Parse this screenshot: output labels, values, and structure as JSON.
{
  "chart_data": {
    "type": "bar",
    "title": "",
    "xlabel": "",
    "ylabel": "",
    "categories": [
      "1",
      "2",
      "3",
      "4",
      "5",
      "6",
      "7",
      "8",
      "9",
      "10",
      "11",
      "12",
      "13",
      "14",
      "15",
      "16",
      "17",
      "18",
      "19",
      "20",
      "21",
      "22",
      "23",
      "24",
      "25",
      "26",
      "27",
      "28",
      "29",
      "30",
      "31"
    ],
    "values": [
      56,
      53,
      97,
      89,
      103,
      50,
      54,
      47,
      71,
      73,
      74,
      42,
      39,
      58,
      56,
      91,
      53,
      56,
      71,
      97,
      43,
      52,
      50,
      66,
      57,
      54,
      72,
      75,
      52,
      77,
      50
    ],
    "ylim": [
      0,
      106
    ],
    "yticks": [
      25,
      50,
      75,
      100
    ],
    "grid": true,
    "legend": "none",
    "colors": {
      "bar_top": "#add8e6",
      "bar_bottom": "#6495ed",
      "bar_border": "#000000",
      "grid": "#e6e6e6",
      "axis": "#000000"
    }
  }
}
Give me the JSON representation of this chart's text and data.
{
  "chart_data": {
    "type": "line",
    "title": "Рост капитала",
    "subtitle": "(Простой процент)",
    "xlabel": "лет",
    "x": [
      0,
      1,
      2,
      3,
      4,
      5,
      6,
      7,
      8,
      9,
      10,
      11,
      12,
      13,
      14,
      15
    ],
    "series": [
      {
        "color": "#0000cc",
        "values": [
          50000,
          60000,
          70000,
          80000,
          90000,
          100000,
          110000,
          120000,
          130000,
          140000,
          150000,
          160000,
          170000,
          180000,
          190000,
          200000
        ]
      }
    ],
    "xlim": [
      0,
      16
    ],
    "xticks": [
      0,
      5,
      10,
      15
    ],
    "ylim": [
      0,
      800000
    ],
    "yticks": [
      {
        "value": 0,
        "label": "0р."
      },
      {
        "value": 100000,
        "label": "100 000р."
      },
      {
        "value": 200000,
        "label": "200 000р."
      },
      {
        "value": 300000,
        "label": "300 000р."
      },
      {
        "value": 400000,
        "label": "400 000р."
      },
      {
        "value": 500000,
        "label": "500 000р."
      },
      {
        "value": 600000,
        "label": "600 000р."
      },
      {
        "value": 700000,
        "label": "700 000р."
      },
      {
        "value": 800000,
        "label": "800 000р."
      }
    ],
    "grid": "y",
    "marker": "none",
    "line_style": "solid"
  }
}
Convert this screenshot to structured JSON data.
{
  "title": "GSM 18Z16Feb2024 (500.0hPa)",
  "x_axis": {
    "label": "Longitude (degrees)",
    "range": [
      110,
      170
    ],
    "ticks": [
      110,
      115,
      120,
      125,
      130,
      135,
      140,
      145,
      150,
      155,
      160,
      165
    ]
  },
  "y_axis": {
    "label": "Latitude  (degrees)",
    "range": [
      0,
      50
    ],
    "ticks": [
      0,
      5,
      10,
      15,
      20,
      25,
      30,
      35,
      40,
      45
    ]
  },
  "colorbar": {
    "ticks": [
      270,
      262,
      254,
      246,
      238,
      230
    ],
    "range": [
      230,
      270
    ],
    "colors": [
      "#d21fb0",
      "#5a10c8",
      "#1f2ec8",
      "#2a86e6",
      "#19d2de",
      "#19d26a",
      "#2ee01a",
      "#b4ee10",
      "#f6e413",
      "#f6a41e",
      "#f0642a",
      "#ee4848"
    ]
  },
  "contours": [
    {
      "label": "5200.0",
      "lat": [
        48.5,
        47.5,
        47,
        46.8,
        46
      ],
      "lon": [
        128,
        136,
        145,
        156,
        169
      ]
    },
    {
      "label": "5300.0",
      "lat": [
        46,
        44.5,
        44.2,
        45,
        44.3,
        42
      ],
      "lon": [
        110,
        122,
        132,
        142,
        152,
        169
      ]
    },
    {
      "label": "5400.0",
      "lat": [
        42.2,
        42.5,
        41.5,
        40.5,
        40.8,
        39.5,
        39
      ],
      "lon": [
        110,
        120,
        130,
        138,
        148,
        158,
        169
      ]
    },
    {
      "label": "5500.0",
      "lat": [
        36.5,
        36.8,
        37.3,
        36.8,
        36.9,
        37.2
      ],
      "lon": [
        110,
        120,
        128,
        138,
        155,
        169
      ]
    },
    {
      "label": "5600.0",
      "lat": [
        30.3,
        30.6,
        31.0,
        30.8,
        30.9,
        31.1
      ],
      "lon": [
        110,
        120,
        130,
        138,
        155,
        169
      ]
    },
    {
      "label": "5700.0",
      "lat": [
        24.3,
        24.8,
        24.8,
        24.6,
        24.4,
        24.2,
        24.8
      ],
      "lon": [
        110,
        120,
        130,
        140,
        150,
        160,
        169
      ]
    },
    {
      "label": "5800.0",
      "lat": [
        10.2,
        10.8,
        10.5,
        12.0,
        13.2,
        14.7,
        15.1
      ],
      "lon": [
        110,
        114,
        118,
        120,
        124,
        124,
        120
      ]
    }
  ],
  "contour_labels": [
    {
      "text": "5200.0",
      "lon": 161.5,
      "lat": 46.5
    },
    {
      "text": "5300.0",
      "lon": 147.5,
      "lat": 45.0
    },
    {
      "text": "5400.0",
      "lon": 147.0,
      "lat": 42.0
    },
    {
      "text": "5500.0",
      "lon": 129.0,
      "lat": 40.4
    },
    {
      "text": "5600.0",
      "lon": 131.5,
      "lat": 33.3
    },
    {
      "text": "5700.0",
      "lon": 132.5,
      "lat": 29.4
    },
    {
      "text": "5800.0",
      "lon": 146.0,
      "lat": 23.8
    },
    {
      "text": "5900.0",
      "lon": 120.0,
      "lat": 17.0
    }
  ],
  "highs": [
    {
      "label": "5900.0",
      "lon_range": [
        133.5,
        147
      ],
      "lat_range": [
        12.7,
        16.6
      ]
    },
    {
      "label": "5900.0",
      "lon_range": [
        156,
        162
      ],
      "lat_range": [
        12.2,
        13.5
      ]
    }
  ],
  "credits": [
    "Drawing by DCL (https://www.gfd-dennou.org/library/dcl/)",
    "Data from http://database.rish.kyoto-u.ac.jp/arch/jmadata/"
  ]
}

:: TASK GOAL ::
All of the entries should be written out again exactly.

:: REPLY ::
Parse this screenshot: output labels, values, and structure as JSON.
{
  "chart_data": {
    "type": "bar",
    "title": "",
    "xlabel": "",
    "ylabel": "",
    "categories": [
      "1",
      "2",
      "3",
      "4",
      "5",
      "6",
      "7",
      "8",
      "9",
      "10",
      "11",
      "12",
      "13",
      "14",
      "15",
      "16",
      "17",
      "18",
      "19",
      "20",
      "21",
      "22",
      "23",
      "24",
      "25",
      "26",
      "27",
      "28",
      "29",
      "30",
      "31"
    ],
    "values": [
      56,
      53,
      97,
      89,
      103,
      50,
      54,
      47,
      71,
      73,
      74,
      42,
      39,
      58,
      56,
      91,
      53,
      56,
      71,
      97,
      43,
      52,
      50,
      66,
      57,
      54,
      72,
      75,
      52,
      77,
      50
    ],
    "ylim": [
      0,
      106
    ],
    "yticks": [
      25,
      50,
      75,
      100
    ],
    "grid": true,
    "legend": "none",
    "colors": {
      "bar_top": "#add8e6",
      "bar_bottom": "#6495ed",
      "bar_border": "#000000",
      "grid": "#e6e6e6",
      "axis": "#000000"
    }
  }
}
Give me the JSON representation of this chart's text and data.
{
  "chart_data": {
    "type": "line",
    "title": "Рост капитала",
    "subtitle": "(Простой процент)",
    "xlabel": "лет",
    "x": [
      0,
      1,
      2,
      3,
      4,
      5,
      6,
      7,
      8,
      9,
      10,
      11,
      12,
      13,
      14,
      15
    ],
    "series": [
      {
        "color": "#0000cc",
        "values": [
          50000,
          60000,
          70000,
          80000,
          90000,
          100000,
          110000,
          120000,
          130000,
          140000,
          150000,
          160000,
          170000,
          180000,
          190000,
          200000
        ]
      }
    ],
    "xlim": [
      0,
      16
    ],
    "xticks": [
      0,
      5,
      10,
      15
    ],
    "ylim": [
      0,
      800000
    ],
    "yticks": [
      {
        "value": 0,
        "label": "0р."
      },
      {
        "value": 100000,
        "label": "100 000р."
      },
      {
        "value": 200000,
        "label": "200 000р."
      },
      {
        "value": 300000,
        "label": "300 000р."
      },
      {
        "value": 400000,
        "label": "400 000р."
      },
      {
        "value": 500000,
        "label": "500 000р."
      },
      {
        "value": 600000,
        "label": "600 000р."
      },
      {
        "value": 700000,
        "label": "700 000р."
      },
      {
        "value": 800000,
        "label": "800 000р."
      }
    ],
    "grid": "y",
    "marker": "none",
    "line_style": "solid"
  }
}
Convert this screenshot to structured JSON data.
{
  "title": "GSM 18Z16Feb2024 (500.0hPa)",
  "x_axis": {
    "label": "Longitude (degrees)",
    "range": [
      110,
      170
    ],
    "ticks": [
      110,
      115,
      120,
      125,
      130,
      135,
      140,
      145,
      150,
      155,
      160,
      165
    ]
  },
  "y_axis": {
    "label": "Latitude  (degrees)",
    "range": [
      0,
      50
    ],
    "ticks": [
      0,
      5,
      10,
      15,
      20,
      25,
      30,
      35,
      40,
      45
    ]
  },
  "colorbar": {
    "ticks": [
      270,
      262,
      254,
      246,
      238,
      230
    ],
    "range": [
      230,
      270
    ],
    "colors": [
      "#d21fb0",
      "#5a10c8",
      "#1f2ec8",
      "#2a86e6",
      "#19d2de",
      "#19d26a",
      "#2ee01a",
      "#b4ee10",
      "#f6e413",
      "#f6a41e",
      "#f0642a",
      "#ee4848"
    ]
  },
  "contours": [
    {
      "label": "5200.0",
      "lat": [
        48.5,
        47.5,
        47,
        46.8,
        46
      ],
      "lon": [
        128,
        136,
        145,
        156,
        169
      ]
    },
    {
      "label": "5300.0",
      "lat": [
        46,
        44.5,
        44.2,
        45,
        44.3,
        42
      ],
      "lon": [
        110,
        122,
        132,
        142,
        152,
        169
      ]
    },
    {
      "label": "5400.0",
      "lat": [
        42.2,
        42.5,
        41.5,
        40.5,
        40.8,
        39.5,
        39
      ],
      "lon": [
        110,
        120,
        130,
        138,
        148,
        158,
        169
      ]
    },
    {
      "label": "5500.0",
      "lat": [
        36.5,
        36.8,
        37.3,
        36.8,
        36.9,
        37.2
      ],
      "lon": [
        110,
        120,
        128,
        138,
        155,
        169
      ]
    },
    {
      "label": "5600.0",
      "lat": [
        30.3,
        30.6,
        31.0,
        30.8,
        30.9,
        31.1
      ],
      "lon": [
        110,
        120,
        130,
        138,
        155,
        169
      ]
    },
    {
      "label": "5700.0",
      "lat": [
        24.3,
        24.8,
        24.8,
        24.6,
        24.4,
        24.2,
        24.8
      ],
      "lon": [
        110,
        120,
        130,
        140,
        150,
        160,
        169
      ]
    },
    {
      "label": "5800.0",
      "lat": [
        10.2,
        10.8,
        10.5,
        12.0,
        13.2,
        14.7,
        15.1
      ],
      "lon": [
        110,
        114,
        118,
        120,
        124,
        124,
        120
      ]
    }
  ],
  "contour_labels": [
    {
      "text": "5200.0",
      "lon": 161.5,
      "lat": 46.5
    },
    {
      "text": "5300.0",
      "lon": 147.5,
      "lat": 45.0
    },
    {
      "text": "5400.0",
      "lon": 147.0,
      "lat": 42.0
    },
    {
      "text": "5500.0",
      "lon": 129.0,
      "lat": 40.4
    },
    {
      "text": "5600.0",
      "lon": 131.5,
      "lat": 33.3
    },
    {
      "text": "5700.0",
      "lon": 132.5,
      "lat": 29.4
    },
    {
      "text": "5800.0",
      "lon": 146.0,
      "lat": 23.8
    },
    {
      "text": "5900.0",
      "lon": 120.0,
      "lat": 17.0
    }
  ],
  "highs": [
    {
      "label": "5900.0",
      "lon_range": [
        133.5,
        147
      ],
      "lat_range": [
        12.7,
        16.6
      ]
    },
    {
      "label": "5900.0",
      "lon_range": [
        156,
        162
      ],
      "lat_range": [
        12.2,
        13.5
      ]
    }
  ],
  "credits": [
    "Drawing by DCL (https://www.gfd-dennou.org/library/dcl/)",
    "Data from http://database.rish.kyoto-u.ac.jp/arch/jmadata/"
  ]
}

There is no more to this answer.